-- Records for this exercise start --

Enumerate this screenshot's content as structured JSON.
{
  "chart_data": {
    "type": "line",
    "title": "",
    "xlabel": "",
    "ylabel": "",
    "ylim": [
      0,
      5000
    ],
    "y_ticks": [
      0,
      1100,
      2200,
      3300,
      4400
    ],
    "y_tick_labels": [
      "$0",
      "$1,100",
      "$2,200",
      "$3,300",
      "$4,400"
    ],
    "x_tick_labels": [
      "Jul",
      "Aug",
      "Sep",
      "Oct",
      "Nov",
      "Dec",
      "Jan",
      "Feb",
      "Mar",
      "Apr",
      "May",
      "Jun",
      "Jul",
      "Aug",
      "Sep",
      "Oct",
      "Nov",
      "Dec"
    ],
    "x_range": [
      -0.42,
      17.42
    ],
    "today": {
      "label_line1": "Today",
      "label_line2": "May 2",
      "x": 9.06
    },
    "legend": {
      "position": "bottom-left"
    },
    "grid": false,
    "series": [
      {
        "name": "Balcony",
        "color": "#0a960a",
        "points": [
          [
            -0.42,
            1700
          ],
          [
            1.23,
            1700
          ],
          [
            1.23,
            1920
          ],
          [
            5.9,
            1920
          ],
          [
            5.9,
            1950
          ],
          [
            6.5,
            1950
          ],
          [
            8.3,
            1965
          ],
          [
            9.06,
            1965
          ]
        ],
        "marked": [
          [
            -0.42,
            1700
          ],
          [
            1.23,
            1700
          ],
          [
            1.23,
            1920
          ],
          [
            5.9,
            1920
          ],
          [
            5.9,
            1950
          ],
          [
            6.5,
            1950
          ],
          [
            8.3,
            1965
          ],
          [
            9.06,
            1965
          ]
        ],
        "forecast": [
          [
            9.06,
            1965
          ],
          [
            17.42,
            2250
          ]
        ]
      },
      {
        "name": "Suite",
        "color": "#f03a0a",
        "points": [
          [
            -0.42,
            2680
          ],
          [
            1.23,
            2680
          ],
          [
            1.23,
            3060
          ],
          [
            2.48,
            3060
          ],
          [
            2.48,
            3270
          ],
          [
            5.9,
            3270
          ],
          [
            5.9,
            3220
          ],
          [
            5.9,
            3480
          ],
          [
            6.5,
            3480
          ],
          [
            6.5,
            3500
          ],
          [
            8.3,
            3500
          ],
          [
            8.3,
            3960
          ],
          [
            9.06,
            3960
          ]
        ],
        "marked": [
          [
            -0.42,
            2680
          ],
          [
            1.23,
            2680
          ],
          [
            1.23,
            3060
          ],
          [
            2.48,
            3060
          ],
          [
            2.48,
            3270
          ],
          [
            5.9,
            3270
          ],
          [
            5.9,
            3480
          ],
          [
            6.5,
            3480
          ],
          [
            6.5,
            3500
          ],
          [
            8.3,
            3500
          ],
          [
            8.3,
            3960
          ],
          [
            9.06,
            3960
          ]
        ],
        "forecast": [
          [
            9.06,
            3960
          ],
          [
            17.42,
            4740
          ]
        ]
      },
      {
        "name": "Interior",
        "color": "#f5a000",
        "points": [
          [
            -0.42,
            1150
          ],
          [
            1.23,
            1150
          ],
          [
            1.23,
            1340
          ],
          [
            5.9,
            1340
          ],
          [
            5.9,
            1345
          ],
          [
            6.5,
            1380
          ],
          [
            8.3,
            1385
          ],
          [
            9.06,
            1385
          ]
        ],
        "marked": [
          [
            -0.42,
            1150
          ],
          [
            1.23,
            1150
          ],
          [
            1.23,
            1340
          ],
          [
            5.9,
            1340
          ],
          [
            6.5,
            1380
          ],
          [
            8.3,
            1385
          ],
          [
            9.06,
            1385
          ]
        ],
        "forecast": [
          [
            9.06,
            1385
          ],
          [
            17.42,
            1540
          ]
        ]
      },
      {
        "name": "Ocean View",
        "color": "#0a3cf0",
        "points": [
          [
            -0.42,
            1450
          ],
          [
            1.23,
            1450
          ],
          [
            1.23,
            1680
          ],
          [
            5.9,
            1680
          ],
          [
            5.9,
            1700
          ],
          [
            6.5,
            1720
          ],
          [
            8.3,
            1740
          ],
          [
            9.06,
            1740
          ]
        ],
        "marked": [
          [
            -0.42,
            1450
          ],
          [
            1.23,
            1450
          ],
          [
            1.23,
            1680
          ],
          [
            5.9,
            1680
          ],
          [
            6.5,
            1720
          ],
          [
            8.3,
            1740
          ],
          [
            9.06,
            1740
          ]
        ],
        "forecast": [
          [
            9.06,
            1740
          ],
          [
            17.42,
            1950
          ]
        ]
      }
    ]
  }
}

-- Records for this exercise end --

Given task:
Each entry above is to be set down again in exactly the same words.

Task result:
Enumerate this screenshot's content as structured JSON.
{
  "chart_data": {
    "type": "line",
    "title": "",
    "xlabel": "",
    "ylabel": "",
    "ylim": [
      0,
      5000
    ],
    "y_ticks": [
      0,
      1100,
      2200,
      3300,
      4400
    ],
    "y_tick_labels": [
      "$0",
      "$1,100",
      "$2,200",
      "$3,300",
      "$4,400"
    ],
    "x_tick_labels": [
      "Jul",
      "Aug",
      "Sep",
      "Oct",
      "Nov",
      "Dec",
      "Jan",
      "Feb",
      "Mar",
      "Apr",
      "May",
      "Jun",
      "Jul",
      "Aug",
      "Sep",
      "Oct",
      "Nov",
      "Dec"
    ],
    "x_range": [
      -0.42,
      17.42
    ],
    "today": {
      "label_line1": "Today",
      "label_line2": "May 2",
      "x": 9.06
    },
    "legend": {
      "position": "bottom-left"
    },
    "grid": false,
    "series": [
      {
        "name": "Balcony",
        "color": "#0a960a",
        "points": [
          [
            -0.42,
            1700
          ],
          [
            1.23,
            1700
          ],
          [
            1.23,
            1920
          ],
          [
            5.9,
            1920
          ],
          [
            5.9,
            1950
          ],
          [
            6.5,
            1950
          ],
          [
            8.3,
            1965
          ],
          [
            9.06,
            1965
          ]
        ],
        "marked": [
          [
            -0.42,
            1700
          ],
          [
            1.23,
            1700
          ],
          [
            1.23,
            1920
          ],
          [
            5.9,
            1920
          ],
          [
            5.9,
            1950
          ],
          [
            6.5,
            1950
          ],
          [
            8.3,
            1965
          ],
          [
            9.06,
            1965
          ]
        ],
        "forecast": [
          [
            9.06,
            1965
          ],
          [
            17.42,
            2250
          ]
        ]
      },
      {
        "name": "Suite",
        "color": "#f03a0a",
        "points": [
          [
            -0.42,
            2680
          ],
          [
            1.23,
            2680
          ],
          [
            1.23,
            3060
          ],
          [
            2.48,
            3060
          ],
          [
            2.48,
            3270
          ],
          [
            5.9,
            3270
          ],
          [
            5.9,
            3220
          ],
          [
            5.9,
            3480
          ],
          [
            6.5,
            3480
          ],
          [
            6.5,
            3500
          ],
          [
            8.3,
            3500
          ],
          [
            8.3,
            3960
          ],
          [
            9.06,
            3960
          ]
        ],
        "marked": [
          [
            -0.42,
            2680
          ],
          [
            1.23,
            2680
          ],
          [
            1.23,
            3060
          ],
          [
            2.48,
            3060
          ],
          [
            2.48,
            3270
          ],
          [
            5.9,
            3270
          ],
          [
            5.9,
            3480
          ],
          [
            6.5,
            3480
          ],
          [
            6.5,
            3500
          ],
          [
            8.3,
            3500
          ],
          [
            8.3,
            3960
          ],
          [
            9.06,
            3960
          ]
        ],
        "forecast": [
          [
            9.06,
            3960
          ],
          [
            17.42,
            4740
          ]
        ]
      },
      {
        "name": "Interior",
        "color": "#f5a000",
        "points": [
          [
            -0.42,
            1150
          ],
          [
            1.23,
            1150
          ],
          [
            1.23,
            1340
          ],
          [
            5.9,
            1340
          ],
          [
            5.9,
            1345
          ],
          [
            6.5,
            1380
          ],
          [
            8.3,
            1385
          ],
          [
            9.06,
            1385
          ]
        ],
        "marked": [
          [
            -0.42,
            1150
          ],
          [
            1.23,
            1150
          ],
          [
            1.23,
            1340
          ],
          [
            5.9,
            1340
          ],
          [
            6.5,
            1380
          ],
          [
            8.3,
            1385
          ],
          [
            9.06,
            1385
          ]
        ],
        "forecast": [
          [
            9.06,
            1385
          ],
          [
            17.42,
            1540
          ]
        ]
      },
      {
        "name": "Ocean View",
        "color": "#0a3cf0",
        "points": [
          [
            -0.42,
            1450
          ],
          [
            1.23,
            1450
          ],
          [
            1.23,
            1680
          ],
          [
            5.9,
            1680
          ],
          [
            5.9,
            1700
          ],
          [
            6.5,
            1720
          ],
          [
            8.3,
            1740
          ],
          [
            9.06,
            1740
          ]
        ],
        "marked": [
          [
            -0.42,
            1450
          ],
          [
            1.23,
            1450
          ],
          [
            1.23,
            1680
          ],
          [
            5.9,
            1680
          ],
          [
            6.5,
            1720
          ],
          [
            8.3,
            1740
          ],
          [
            9.06,
            1740
          ]
        ],
        "forecast": [
          [
            9.06,
            1740
          ],
          [
            17.42,
            1950
          ]
        ]
      }
    ]
  }
}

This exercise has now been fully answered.